*WHAT IS REQUIRED*. Below are some records. Copy every line in them that holds "views".

Start of EXERCISE INPUT

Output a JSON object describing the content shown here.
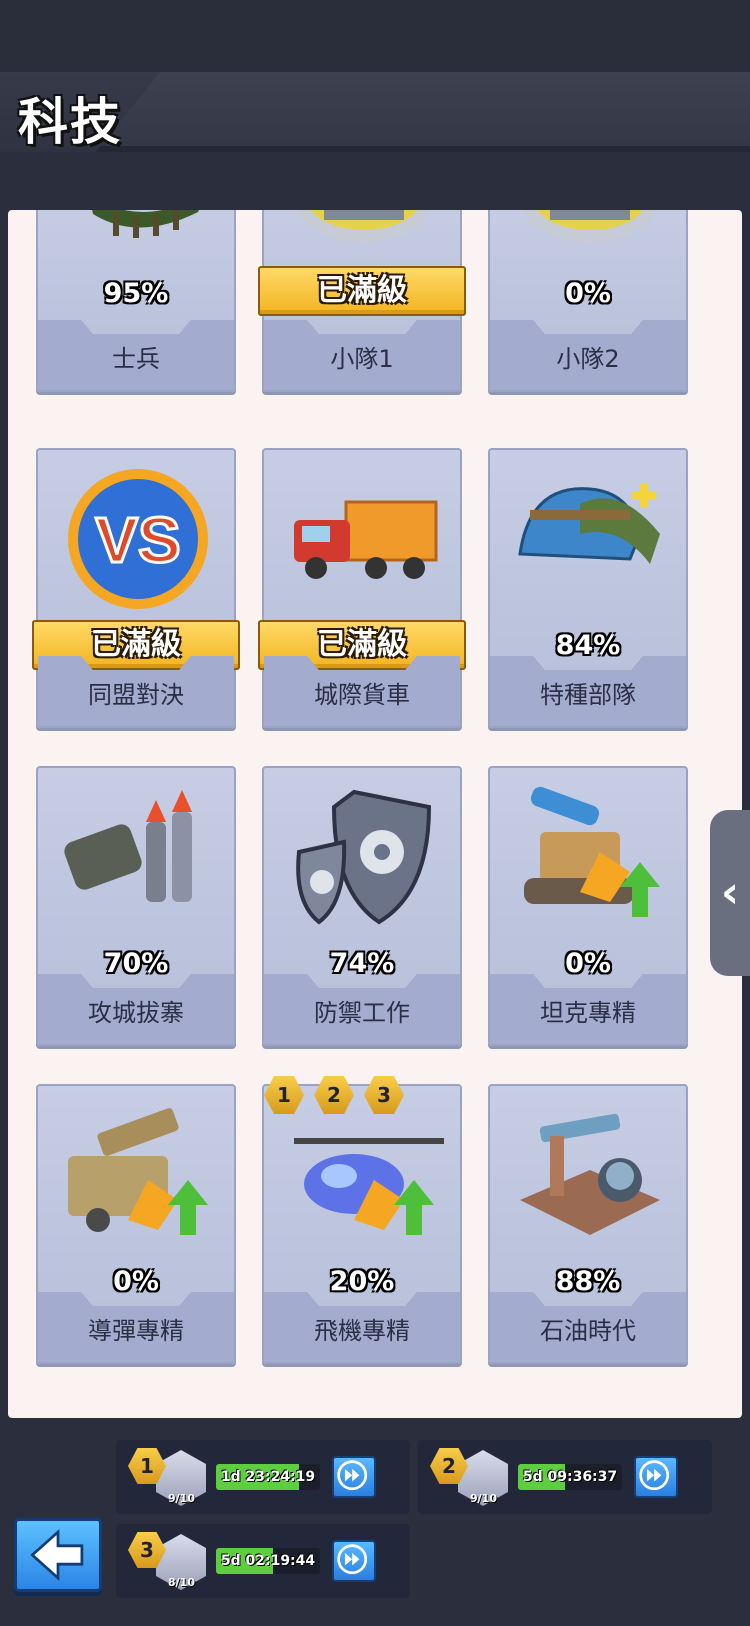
{
  "header": {
    "title": "科技"
  },
  "cards": [
    {
      "id": "soldier",
      "name": "士兵",
      "percent": "95%",
      "maxed": false,
      "icon": "soldier-unit-icon"
    },
    {
      "id": "squad1",
      "name": "小隊1",
      "percent": "",
      "maxed": true,
      "icon": "tank-unit-icon"
    },
    {
      "id": "squad2",
      "name": "小隊2",
      "percent": "0%",
      "maxed": false,
      "icon": "tank-unit-icon"
    },
    {
      "id": "alliance",
      "name": "同盟對決",
      "percent": "",
      "maxed": true,
      "icon": "vs-icon"
    },
    {
      "id": "truck",
      "name": "城際貨車",
      "percent": "",
      "maxed": true,
      "icon": "cargo-truck-icon"
    },
    {
      "id": "special",
      "name": "特種部隊",
      "percent": "84%",
      "maxed": false,
      "icon": "helmet-icon"
    },
    {
      "id": "siege",
      "name": "攻城拔寨",
      "percent": "70%",
      "maxed": false,
      "icon": "missiles-icon"
    },
    {
      "id": "defense",
      "name": "防禦工作",
      "percent": "74%",
      "maxed": false,
      "icon": "shield-gear-icon"
    },
    {
      "id": "tank",
      "name": "坦克專精",
      "percent": "0%",
      "maxed": false,
      "icon": "tank-upgrade-icon"
    },
    {
      "id": "missile",
      "name": "導彈專精",
      "percent": "0%",
      "maxed": false,
      "icon": "missile-launcher-upgrade-icon"
    },
    {
      "id": "aircraft",
      "name": "飛機專精",
      "percent": "20%",
      "maxed": false,
      "icon": "helicopter-upgrade-icon"
    },
    {
      "id": "oil",
      "name": "石油時代",
      "percent": "88%",
      "maxed": false,
      "icon": "oil-pump-icon"
    }
  ],
  "maxed_label": "已滿級",
  "aircraft_levels": [
    "1",
    "2",
    "3"
  ],
  "queue": [
    {
      "slot": "1",
      "count": "9/10",
      "timer": "1d 23:24:19",
      "progress": 0.8
    },
    {
      "slot": "2",
      "count": "9/10",
      "timer": "5d 09:36:37",
      "progress": 0.45
    },
    {
      "slot": "3",
      "count": "8/10",
      "timer": "5d 02:19:44",
      "progress": 0.55
    }
  ],
  "icons": {
    "back": "back-arrow-icon",
    "speedup": "fast-forward-icon",
    "side_tab": "chevron-left-icon"
  },
  "colors": {
    "maxed": "#f2b421",
    "timer_fill": "#5dcf3f",
    "button": "#2a7fe0"
  }
}
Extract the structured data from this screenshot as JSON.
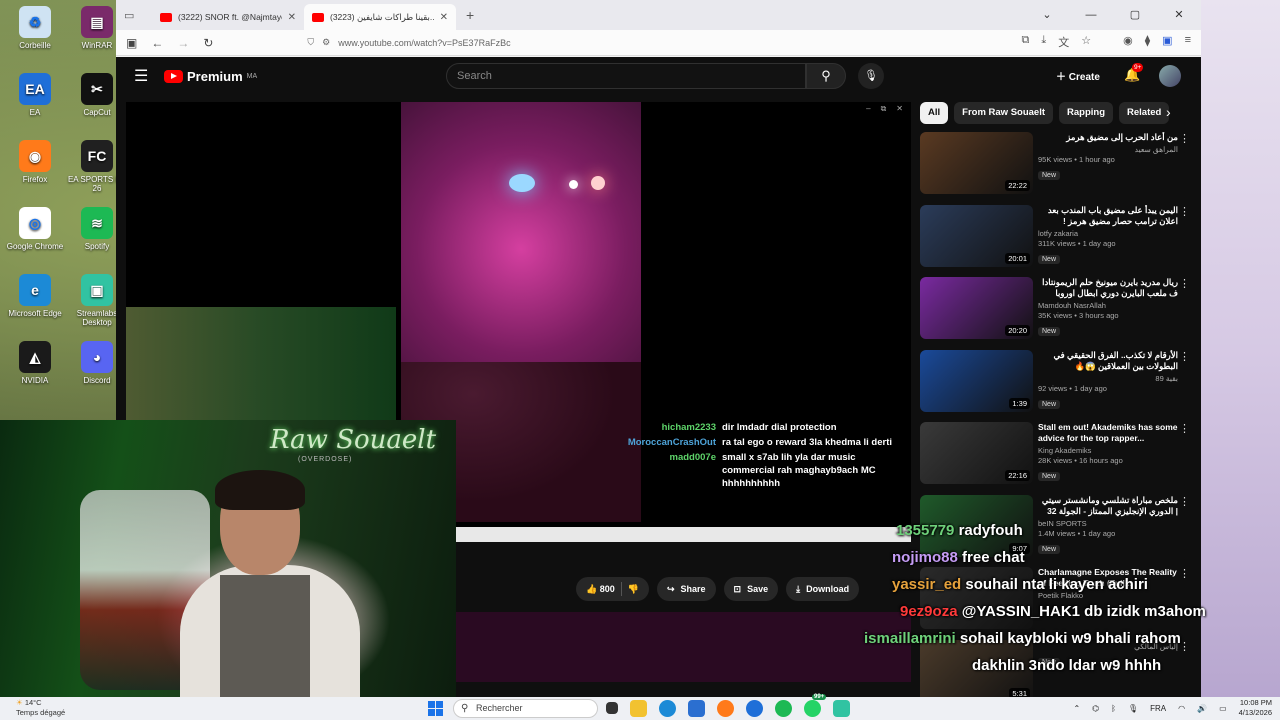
{
  "desktop": {
    "icons": [
      {
        "label": "Corbeille",
        "color": "#cfe3f3",
        "glyph": "♻"
      },
      {
        "label": "WinRAR",
        "color": "#7a2a6a",
        "glyph": "▤"
      },
      {
        "label": "EA",
        "color": "#1f6fd8",
        "glyph": "EA"
      },
      {
        "label": "CapCut",
        "color": "#111111",
        "glyph": "✂"
      },
      {
        "label": "Firefox",
        "color": "#ff7a1a",
        "glyph": "◉"
      },
      {
        "label": "EA SPORTS FC 26",
        "color": "#202020",
        "glyph": "FC"
      },
      {
        "label": "Google Chrome",
        "color": "#ffffff",
        "glyph": "◎"
      },
      {
        "label": "Spotify",
        "color": "#1db954",
        "glyph": "≋"
      },
      {
        "label": "Microsoft Edge",
        "color": "#1c8ad6",
        "glyph": "e"
      },
      {
        "label": "Streamlabs Desktop",
        "color": "#31c3a2",
        "glyph": "▣"
      },
      {
        "label": "NVIDIA",
        "color": "#1a1a1a",
        "glyph": "◭"
      },
      {
        "label": "Discord",
        "color": "#5865f2",
        "glyph": "◕"
      }
    ]
  },
  "browser": {
    "tabs": [
      {
        "title": "(3222) SNOR ft. @Najmtayer - I",
        "active": false
      },
      {
        "title": "(3223) بقينا طراكات شايفين...",
        "active": true
      }
    ],
    "url": "www.youtube.com/watch?v=PsE37RaFzBc"
  },
  "youtube": {
    "logo_text": "Premium",
    "region": "MA",
    "search_placeholder": "Search",
    "create_label": "Create",
    "notif_count": "9+",
    "actions": {
      "likes": "800",
      "share": "Share",
      "save": "Save",
      "download": "Download"
    },
    "chips": [
      "All",
      "From Raw Souaelt",
      "Rapping",
      "Related"
    ],
    "recommendations": [
      {
        "title": "من أعاد الحرب إلى مضيق هرمز",
        "channel": "المراهق سعيد",
        "meta": "95K views • 1 hour ago",
        "duration": "22:22",
        "new": "New",
        "thumb": "#5a3a22"
      },
      {
        "title": "اليمن يبدأ على مضيق باب المندب بعد اعلان ترامب حصار مضيق هرمز !",
        "channel": "lotfy zakaria",
        "meta": "311K views • 1 day ago",
        "duration": "20:01",
        "new": "New",
        "thumb": "#2b3c5a"
      },
      {
        "title": "ريال مدريد بايرن ميونيخ حلم الريمونتادا ف ملعب البايرن دوري ابطال اوروبا ارسنال",
        "channel": "Mamdouh NasrAllah",
        "meta": "35K views • 3 hours ago",
        "duration": "20:20",
        "new": "New",
        "thumb": "#7a2aa0"
      },
      {
        "title": "الأرقام لا تكذب.. الفرق الحقيقي في البطولات بين العملاقين 😱🔥",
        "channel": "بقية 89",
        "meta": "92 views • 1 day ago",
        "duration": "1:39",
        "new": "New",
        "thumb": "#1a4a9a"
      },
      {
        "title": "Stall em out! Akademiks has some advice for the top rapper...",
        "channel": "King Akademiks",
        "meta": "28K views • 16 hours ago",
        "duration": "22:16",
        "new": "New",
        "thumb": "#3a3a3a"
      },
      {
        "title": "ملخص مباراة تشلسي ومانشستر سيتي | الدوري الإنجليزي الممتاز - الجولة 32",
        "channel": "beIN SPORTS",
        "meta": "1.4M views • 1 day ago",
        "duration": "9:07",
        "new": "New",
        "thumb": "#1f5a2a"
      },
      {
        "title": "Charlamagne Exposes The Reality of Feeding Truth (Full...",
        "channel": "Poetik Flakko",
        "meta": "",
        "duration": "",
        "new": "",
        "thumb": "#2a2a2a"
      },
      {
        "title": "",
        "channel": "إلياس المالكي",
        "meta": "",
        "duration": "5:31",
        "new": "New",
        "thumb": "#4a3a2a"
      }
    ]
  },
  "video_chat": [
    {
      "user": "hicham2233",
      "msg": "dir lmdadr dial protection",
      "color": "green"
    },
    {
      "user": "MoroccanCrashOut",
      "msg": "ra tal ego o reward 3la khedma li derti",
      "color": "blue"
    },
    {
      "user": "madd007e",
      "msg": "small x s7ab lih yla dar music commercial rah maghayb9ach MC hhhhhhhhhh",
      "color": "green"
    }
  ],
  "overlay_chat": [
    {
      "user": "1355779",
      "msg": "radyfouh",
      "ucolor": "#6ed17a"
    },
    {
      "user": "nojimo88",
      "msg": "free chat",
      "ucolor": "#c59cf5"
    },
    {
      "user": "yassir_ed",
      "msg": "souhail nta li kayen achiri",
      "ucolor": "#e6a23c"
    },
    {
      "user": "9ez9oza",
      "msg": "@YASSIN_HAK1 db izidk m3ahom",
      "ucolor": "#ff3a3a"
    },
    {
      "user": "ismaillamrini",
      "msg": "sohail kaybloki w9 bhali rahom",
      "ucolor": "#6ed17a"
    },
    {
      "user": "",
      "msg": "dakhlin 3ndo ldar w9 hhhh",
      "ucolor": "#6ed17a"
    }
  ],
  "streamer": {
    "neon_text": "Raw Souaelt",
    "neon_sub": "(OVERDOSE)"
  },
  "taskbar": {
    "weather_temp": "14°C",
    "weather_desc": "Temps dégagé",
    "search_label": "Rechercher",
    "language": "FRA",
    "time": "10:08 PM",
    "date": "4/13/2026",
    "badge": "99+"
  }
}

End of EXERCISE INPUT

*TASK ANSWER*.
        "meta": "95K views • 1 hour ago",
        "meta": "311K views • 1 day ago",
        "meta": "35K views • 3 hours ago",
        "meta": "92 views • 1 day ago",
        "meta": "28K views • 16 hours ago",
        "meta": "1.4M views • 1 day ago",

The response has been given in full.